§ **Records provided**
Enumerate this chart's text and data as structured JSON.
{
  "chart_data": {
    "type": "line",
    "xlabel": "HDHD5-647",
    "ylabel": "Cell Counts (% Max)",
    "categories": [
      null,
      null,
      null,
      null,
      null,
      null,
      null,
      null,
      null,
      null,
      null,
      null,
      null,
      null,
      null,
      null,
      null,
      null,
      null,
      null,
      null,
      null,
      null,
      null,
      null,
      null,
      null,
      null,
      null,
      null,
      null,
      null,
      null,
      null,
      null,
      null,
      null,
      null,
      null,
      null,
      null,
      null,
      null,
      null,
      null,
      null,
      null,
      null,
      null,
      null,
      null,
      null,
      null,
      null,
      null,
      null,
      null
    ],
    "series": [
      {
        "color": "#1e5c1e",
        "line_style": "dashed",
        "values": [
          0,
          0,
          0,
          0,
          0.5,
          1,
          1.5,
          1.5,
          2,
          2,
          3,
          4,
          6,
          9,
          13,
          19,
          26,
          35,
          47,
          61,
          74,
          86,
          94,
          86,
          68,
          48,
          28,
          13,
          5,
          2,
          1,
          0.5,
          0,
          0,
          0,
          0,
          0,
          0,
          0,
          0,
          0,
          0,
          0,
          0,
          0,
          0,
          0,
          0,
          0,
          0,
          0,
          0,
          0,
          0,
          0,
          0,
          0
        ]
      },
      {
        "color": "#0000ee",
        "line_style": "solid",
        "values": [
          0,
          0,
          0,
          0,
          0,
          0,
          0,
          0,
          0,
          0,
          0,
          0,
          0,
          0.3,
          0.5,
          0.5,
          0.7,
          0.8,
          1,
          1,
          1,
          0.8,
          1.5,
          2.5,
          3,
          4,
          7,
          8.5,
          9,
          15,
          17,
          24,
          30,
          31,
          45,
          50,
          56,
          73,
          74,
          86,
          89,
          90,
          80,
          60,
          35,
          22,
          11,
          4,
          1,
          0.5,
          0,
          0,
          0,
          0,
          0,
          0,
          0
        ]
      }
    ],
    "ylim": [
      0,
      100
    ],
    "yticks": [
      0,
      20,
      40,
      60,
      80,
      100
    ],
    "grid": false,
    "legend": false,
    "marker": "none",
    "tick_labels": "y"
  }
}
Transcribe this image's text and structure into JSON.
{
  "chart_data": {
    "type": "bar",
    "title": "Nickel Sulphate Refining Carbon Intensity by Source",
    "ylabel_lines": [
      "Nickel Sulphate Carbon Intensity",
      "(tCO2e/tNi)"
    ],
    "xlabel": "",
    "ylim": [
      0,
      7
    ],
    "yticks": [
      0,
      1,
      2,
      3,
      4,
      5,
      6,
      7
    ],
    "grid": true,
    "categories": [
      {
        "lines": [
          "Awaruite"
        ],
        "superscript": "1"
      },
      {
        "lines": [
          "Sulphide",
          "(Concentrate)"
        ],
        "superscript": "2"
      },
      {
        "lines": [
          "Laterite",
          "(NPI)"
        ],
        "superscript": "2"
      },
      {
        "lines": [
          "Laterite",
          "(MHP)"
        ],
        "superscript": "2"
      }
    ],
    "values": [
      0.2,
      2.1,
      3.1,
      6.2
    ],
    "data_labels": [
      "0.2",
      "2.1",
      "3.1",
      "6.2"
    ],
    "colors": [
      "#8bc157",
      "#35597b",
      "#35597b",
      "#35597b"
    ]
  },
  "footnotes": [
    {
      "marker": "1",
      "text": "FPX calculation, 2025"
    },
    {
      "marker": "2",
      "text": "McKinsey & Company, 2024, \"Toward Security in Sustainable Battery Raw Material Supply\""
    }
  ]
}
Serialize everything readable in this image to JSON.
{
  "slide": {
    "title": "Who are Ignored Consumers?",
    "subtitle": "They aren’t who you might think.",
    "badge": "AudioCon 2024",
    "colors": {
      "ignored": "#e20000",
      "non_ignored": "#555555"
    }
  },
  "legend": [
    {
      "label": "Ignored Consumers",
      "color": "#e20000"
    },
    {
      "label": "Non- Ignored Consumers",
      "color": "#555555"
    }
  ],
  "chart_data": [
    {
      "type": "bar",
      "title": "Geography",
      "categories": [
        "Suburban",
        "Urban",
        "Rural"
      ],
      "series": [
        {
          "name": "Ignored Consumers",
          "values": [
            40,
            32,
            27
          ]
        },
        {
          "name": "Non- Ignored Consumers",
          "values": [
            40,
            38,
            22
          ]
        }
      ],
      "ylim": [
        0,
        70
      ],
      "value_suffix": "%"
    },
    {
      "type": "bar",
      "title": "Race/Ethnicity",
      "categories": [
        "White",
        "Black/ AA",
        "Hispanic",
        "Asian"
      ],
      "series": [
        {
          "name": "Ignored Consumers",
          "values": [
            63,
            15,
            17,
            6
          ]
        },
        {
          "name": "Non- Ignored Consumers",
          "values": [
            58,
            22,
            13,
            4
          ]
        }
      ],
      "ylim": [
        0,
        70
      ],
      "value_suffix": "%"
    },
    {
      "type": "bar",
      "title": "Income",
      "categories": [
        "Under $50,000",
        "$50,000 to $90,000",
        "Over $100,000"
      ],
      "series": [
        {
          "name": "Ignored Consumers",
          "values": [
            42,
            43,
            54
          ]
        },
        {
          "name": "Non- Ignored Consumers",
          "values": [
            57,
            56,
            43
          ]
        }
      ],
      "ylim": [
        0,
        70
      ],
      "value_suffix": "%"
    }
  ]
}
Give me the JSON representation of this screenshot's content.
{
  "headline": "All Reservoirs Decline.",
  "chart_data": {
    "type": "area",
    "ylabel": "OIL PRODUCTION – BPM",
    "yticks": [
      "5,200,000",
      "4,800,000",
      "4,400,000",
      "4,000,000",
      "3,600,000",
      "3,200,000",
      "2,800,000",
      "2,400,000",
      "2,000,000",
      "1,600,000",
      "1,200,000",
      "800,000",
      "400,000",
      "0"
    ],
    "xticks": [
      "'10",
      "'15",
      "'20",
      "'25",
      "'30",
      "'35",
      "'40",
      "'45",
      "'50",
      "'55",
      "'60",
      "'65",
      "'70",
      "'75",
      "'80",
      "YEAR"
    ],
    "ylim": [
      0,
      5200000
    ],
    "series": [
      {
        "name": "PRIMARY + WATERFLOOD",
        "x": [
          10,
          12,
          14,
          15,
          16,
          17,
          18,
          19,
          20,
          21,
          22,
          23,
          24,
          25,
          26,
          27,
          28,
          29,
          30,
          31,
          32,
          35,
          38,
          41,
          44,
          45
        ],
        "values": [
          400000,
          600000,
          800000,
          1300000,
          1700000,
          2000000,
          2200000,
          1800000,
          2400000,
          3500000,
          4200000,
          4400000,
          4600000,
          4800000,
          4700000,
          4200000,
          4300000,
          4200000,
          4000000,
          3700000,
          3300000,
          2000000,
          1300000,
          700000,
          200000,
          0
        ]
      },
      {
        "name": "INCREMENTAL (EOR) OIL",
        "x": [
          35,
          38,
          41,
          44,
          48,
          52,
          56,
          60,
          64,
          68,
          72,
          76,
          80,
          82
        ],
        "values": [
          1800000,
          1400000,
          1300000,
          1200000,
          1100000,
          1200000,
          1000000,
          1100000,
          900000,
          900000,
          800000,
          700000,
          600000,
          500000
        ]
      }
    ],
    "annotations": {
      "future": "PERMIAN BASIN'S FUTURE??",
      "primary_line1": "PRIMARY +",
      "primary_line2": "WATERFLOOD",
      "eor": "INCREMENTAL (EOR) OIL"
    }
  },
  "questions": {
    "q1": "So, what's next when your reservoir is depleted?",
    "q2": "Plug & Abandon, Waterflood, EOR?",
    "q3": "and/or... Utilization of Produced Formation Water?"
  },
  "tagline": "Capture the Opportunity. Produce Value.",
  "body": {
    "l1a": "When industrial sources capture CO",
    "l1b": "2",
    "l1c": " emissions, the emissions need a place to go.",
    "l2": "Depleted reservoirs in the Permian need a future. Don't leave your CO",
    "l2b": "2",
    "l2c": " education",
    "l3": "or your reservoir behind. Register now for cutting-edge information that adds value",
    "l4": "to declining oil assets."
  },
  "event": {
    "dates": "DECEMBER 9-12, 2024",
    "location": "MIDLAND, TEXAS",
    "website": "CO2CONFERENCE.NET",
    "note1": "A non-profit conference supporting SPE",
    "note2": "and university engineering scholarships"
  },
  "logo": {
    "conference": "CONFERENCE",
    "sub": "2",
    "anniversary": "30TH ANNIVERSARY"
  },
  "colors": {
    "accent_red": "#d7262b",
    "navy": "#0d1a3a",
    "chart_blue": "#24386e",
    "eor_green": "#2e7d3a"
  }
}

§ **Exercise**
Say how many lines in the records hold the string "text", and say nothing else.

§ **Written reply**
4